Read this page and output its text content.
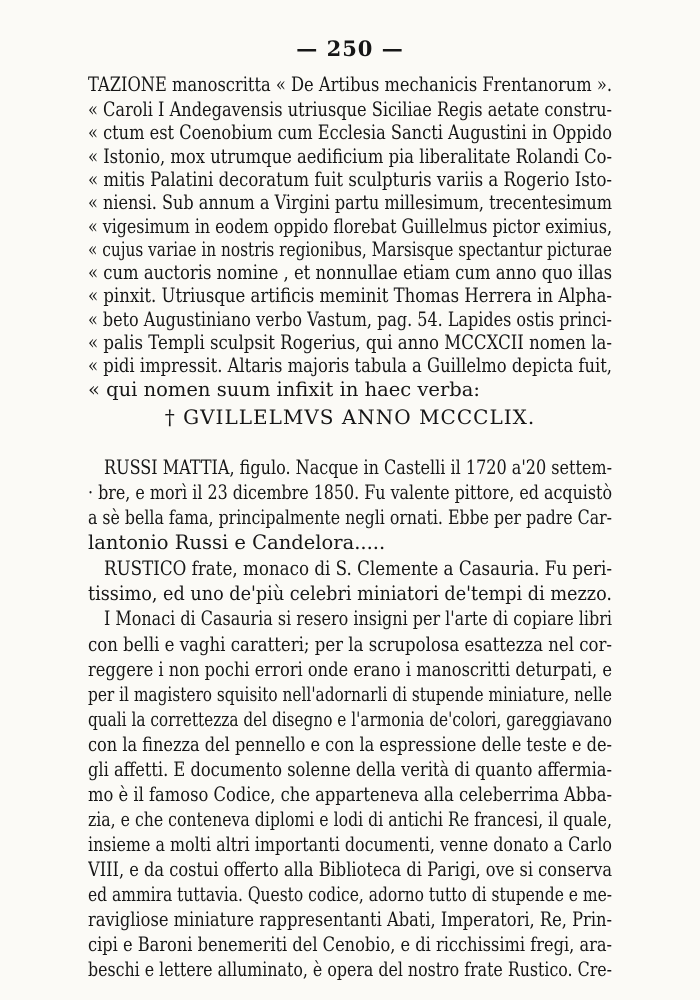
— 250 —
TAZIONE manoscritta « De Artibus mechanicis Frentanorum ».
« Caroli I Andegavensis utriusque Siciliae Regis aetate constru-
« ctum est Coenobium cum Ecclesia Sancti Augustini in Oppido
« Istonio, mox utrumque aedificium pia liberalitate Rolandi Co-
« mitis Palatini decoratum fuit sculpturis variis a Rogerio Isto-
« niensi. Sub annum a Virgini partu millesimum, trecentesimum
« vigesimum in eodem oppido florebat Guillelmus pictor eximius,
« cujus variae in nostris regionibus, Marsisque spectantur picturae
« cum auctoris nomine , et nonnullae etiam cum anno quo illas
« pinxit. Utriusque artificis meminit Thomas Herrera in Alpha-
« beto Augustiniano verbo Vastum, pag. 54. Lapides ostis princi-
« palis Templi sculpsit Rogerius, qui anno MCCXCII nomen la-
« pidi impressit. Altaris majoris tabula a Guillelmo depicta fuit,
« qui nomen suum infixit in haec verba:
† GVILLELMVS ANNO MCCCLIX.
RUSSI MATTIA, figulo. Nacque in Castelli il 1720 a'20 settem-
· bre, e morì il 23 dicembre 1850. Fu valente pittore, ed acquistò
a sè bella fama, principalmente negli ornati. Ebbe per padre Car-
lantonio Russi e Candelora.....
RUSTICO frate, monaco di S. Clemente a Casauria. Fu peri-
tissimo, ed uno de'più celebri miniatori de'tempi di mezzo.
I Monaci di Casauria si resero insigni per l'arte di copiare libri
con belli e vaghi caratteri; per la scrupolosa esattezza nel cor-
reggere i non pochi errori onde erano i manoscritti deturpati, e
per il magistero squisito nell'adornarli di stupende miniature, nelle
quali la correttezza del disegno e l'armonia de'colori, gareggiavano
con la finezza del pennello e con la espressione delle teste e de-
gli affetti. E documento solenne della verità di quanto affermia-
mo è il famoso Codice, che apparteneva alla celeberrima Abba-
zia, e che conteneva diplomi e lodi di antichi Re francesi, il quale,
insieme a molti altri importanti documenti, venne donato a Carlo
VIII, e da costui offerto alla Biblioteca di Parigi, ove si conserva
ed ammira tuttavia. Questo codice, adorno tutto di stupende e me-
ravigliose miniature rappresentanti Abati, Imperatori, Re, Prin-
cipi e Baroni benemeriti del Cenobio, e di ricchissimi fregi, ara-
beschi e lettere alluminato, è opera del nostro frate Rustico. Cre-
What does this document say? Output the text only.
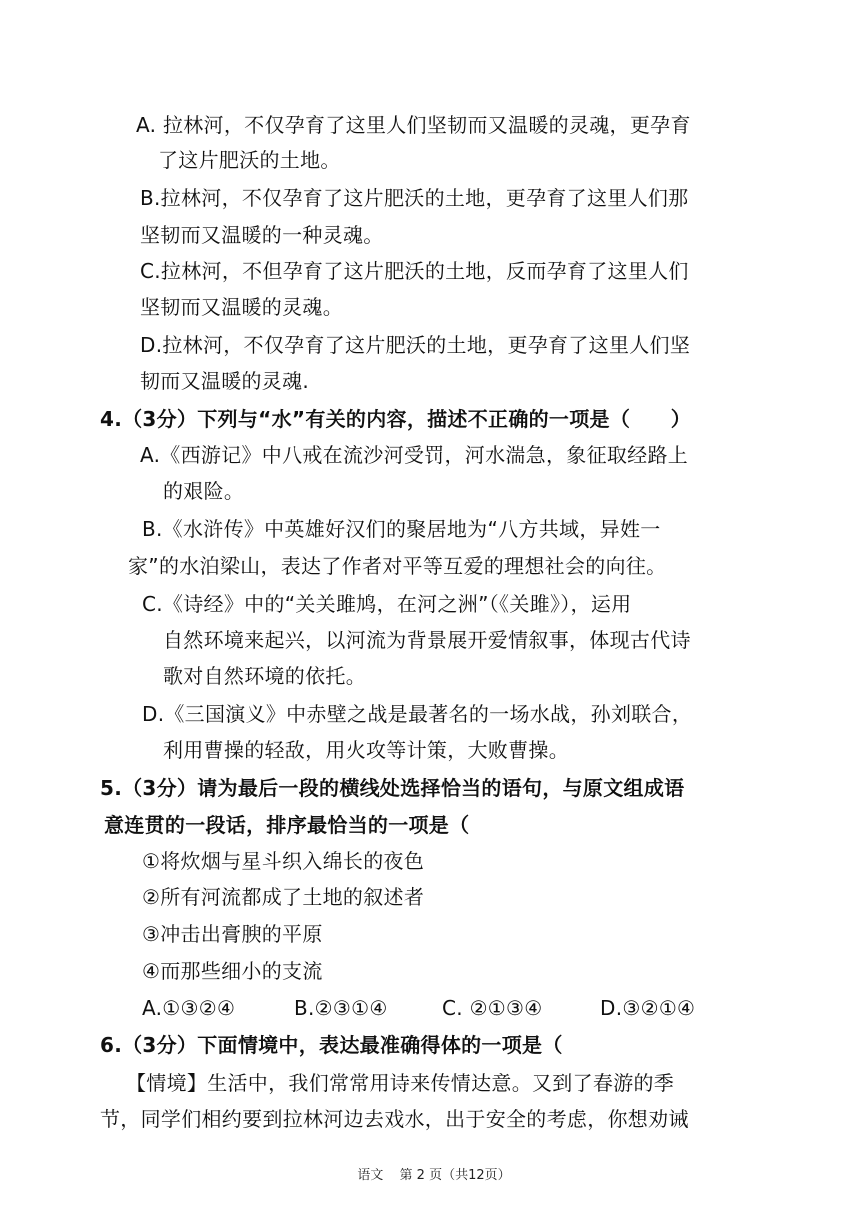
A. 拉林河，不仅孕育了这里人们坚韧而又温暖的灵魂，更孕育
了这片肥沃的土地。
B.拉林河，不仅孕育了这片肥沃的土地，更孕育了这里人们那
坚韧而又温暖的一种灵魂。
C.拉林河，不但孕育了这片肥沃的土地，反而孕育了这里人们
坚韧而又温暖的灵魂。
D.拉林河，不仅孕育了这片肥沃的土地，更孕育了这里人们坚
韧而又温暖的灵魂.
4.（3分）下列与“水”有关的内容，描述不正确的一项是（　　）
A.《西游记》中八戒在流沙河受罚，河水湍急，象征取经路上
的艰险。
B.《水浒传》中英雄好汉们的聚居地为“八方共域，异姓一
家”的水泊梁山，表达了作者对平等互爱的理想社会的向往。
C.《诗经》中的“关关雎鸠，在河之洲”（《关雎》），运用
自然环境来起兴，以河流为背景展开爱情叙事，体现古代诗
歌对自然环境的依托。
D.《三国演义》中赤壁之战是最著名的一场水战，孙刘联合，
利用曹操的轻敌，用火攻等计策，大败曹操。
5.（3分）请为最后一段的横线处选择恰当的语句，与原文组成语
意连贯的一段话，排序最恰当的一项是（
①将炊烟与星斗织入绵长的夜色
②所有河流都成了土地的叙述者
③冲击出膏腴的平原
④而那些细小的支流
A.①③②④	B.②③①④	C. ②①③④	D.③②①④
6.（3分）下面情境中，表达最准确得体的一项是（
【情境】生活中，我们常常用诗来传情达意。又到了春游的季
节，同学们相约要到拉林河边去戏水，出于安全的考虑，你想劝诫
语文 第 2 页（共12页）
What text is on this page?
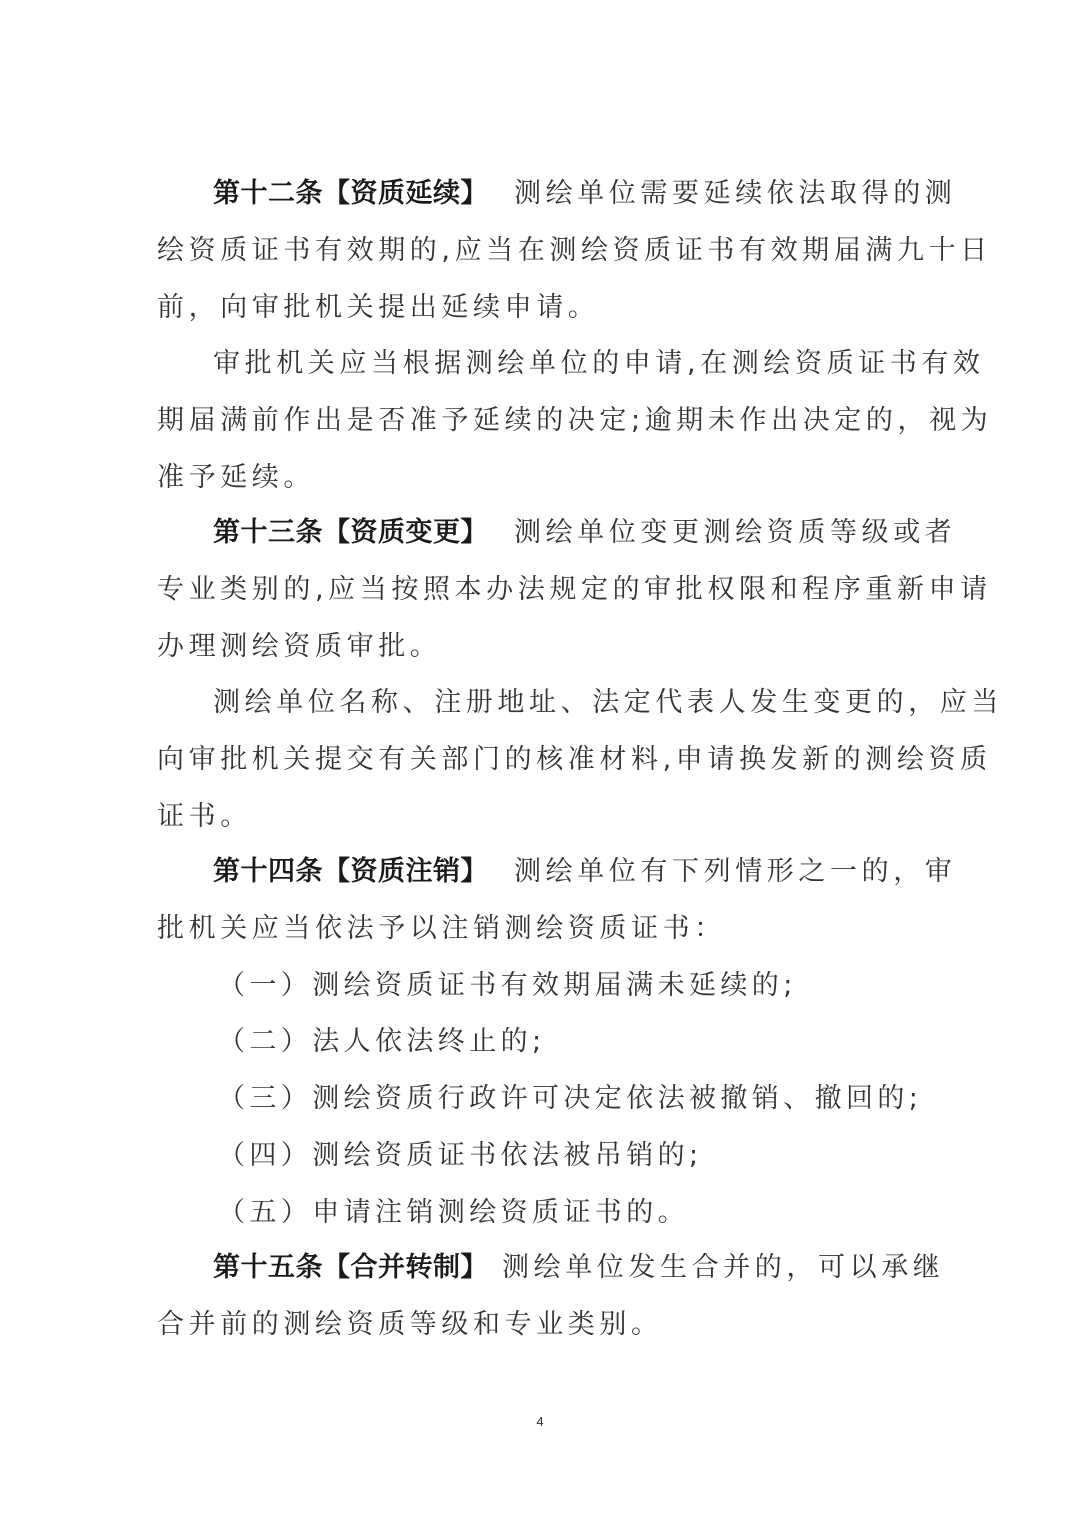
第十二条【资质延续】 测绘单位需要延续依法取得的测
绘资质证书有效期的,应当在测绘资质证书有效期届满九十日
前，向审批机关提出延续申请。
审批机关应当根据测绘单位的申请,在测绘资质证书有效
期届满前作出是否准予延续的决定;逾期未作出决定的，视为
准予延续。
第十三条【资质变更】 测绘单位变更测绘资质等级或者
专业类别的,应当按照本办法规定的审批权限和程序重新申请
办理测绘资质审批。
测绘单位名称、注册地址、法定代表人发生变更的，应当
向审批机关提交有关部门的核准材料,申请换发新的测绘资质
证书。
第十四条【资质注销】 测绘单位有下列情形之一的，审
批机关应当依法予以注销测绘资质证书：
（一）测绘资质证书有效期届满未延续的;
（二）法人依法终止的;
（三）测绘资质行政许可决定依法被撤销、撤回的;
（四）测绘资质证书依法被吊销的;
（五）申请注销测绘资质证书的。
第十五条【合并转制】 测绘单位发生合并的，可以承继
合并前的测绘资质等级和专业类别。
4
-.-.-
_Aim_:
Search the entries for the word "page" and gather every line where it appears.

_Answer in full_:
Read this page and output its text content.
What text is on this page?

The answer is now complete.